▸ **TASK STATEMENT**
In the listing below, locate the lines bearing the word "document". Copy every one of them.

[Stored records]
____

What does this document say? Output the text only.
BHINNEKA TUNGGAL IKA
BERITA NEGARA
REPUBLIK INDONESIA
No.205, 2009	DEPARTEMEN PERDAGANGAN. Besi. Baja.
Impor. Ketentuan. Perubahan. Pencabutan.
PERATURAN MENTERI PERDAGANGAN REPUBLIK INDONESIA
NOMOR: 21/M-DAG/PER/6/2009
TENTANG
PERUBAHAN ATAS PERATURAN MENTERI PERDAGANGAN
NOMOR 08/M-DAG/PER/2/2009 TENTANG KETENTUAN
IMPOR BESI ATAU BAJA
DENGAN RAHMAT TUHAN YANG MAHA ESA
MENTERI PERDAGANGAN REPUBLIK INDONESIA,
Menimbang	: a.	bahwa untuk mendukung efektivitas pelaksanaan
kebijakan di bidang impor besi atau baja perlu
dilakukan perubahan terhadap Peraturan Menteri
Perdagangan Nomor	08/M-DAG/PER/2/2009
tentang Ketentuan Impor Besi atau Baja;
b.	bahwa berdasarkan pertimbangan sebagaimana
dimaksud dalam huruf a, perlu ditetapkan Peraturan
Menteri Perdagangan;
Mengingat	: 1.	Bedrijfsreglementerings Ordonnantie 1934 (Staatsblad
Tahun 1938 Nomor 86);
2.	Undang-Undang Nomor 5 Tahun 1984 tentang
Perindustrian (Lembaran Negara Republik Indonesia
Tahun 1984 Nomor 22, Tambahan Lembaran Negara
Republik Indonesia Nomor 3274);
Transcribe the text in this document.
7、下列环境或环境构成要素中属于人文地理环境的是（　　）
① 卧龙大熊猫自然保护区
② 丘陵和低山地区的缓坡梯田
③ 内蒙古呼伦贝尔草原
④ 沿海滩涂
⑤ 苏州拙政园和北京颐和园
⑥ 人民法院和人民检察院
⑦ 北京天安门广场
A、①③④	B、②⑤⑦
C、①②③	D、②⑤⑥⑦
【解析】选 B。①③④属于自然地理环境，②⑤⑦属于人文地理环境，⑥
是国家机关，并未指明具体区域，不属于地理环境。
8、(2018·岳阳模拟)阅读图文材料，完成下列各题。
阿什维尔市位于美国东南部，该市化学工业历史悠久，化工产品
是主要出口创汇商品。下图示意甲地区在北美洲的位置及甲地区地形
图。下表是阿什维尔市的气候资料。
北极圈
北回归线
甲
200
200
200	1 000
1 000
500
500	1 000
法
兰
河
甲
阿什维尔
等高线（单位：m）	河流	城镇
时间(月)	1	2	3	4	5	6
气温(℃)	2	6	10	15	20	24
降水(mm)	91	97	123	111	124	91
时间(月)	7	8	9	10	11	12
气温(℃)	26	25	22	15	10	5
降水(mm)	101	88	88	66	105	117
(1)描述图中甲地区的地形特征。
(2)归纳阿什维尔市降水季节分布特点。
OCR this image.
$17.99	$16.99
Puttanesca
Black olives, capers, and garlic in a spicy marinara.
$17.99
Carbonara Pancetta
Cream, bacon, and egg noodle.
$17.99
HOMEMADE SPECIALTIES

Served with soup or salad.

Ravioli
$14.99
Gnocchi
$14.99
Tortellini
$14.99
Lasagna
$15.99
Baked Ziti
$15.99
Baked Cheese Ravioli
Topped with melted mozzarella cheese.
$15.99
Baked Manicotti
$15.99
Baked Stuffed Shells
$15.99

____

▸ **SOLUTION FOR THIS EXERCISE**
What does this document say? Output the text only.
Transcribe the text in this document.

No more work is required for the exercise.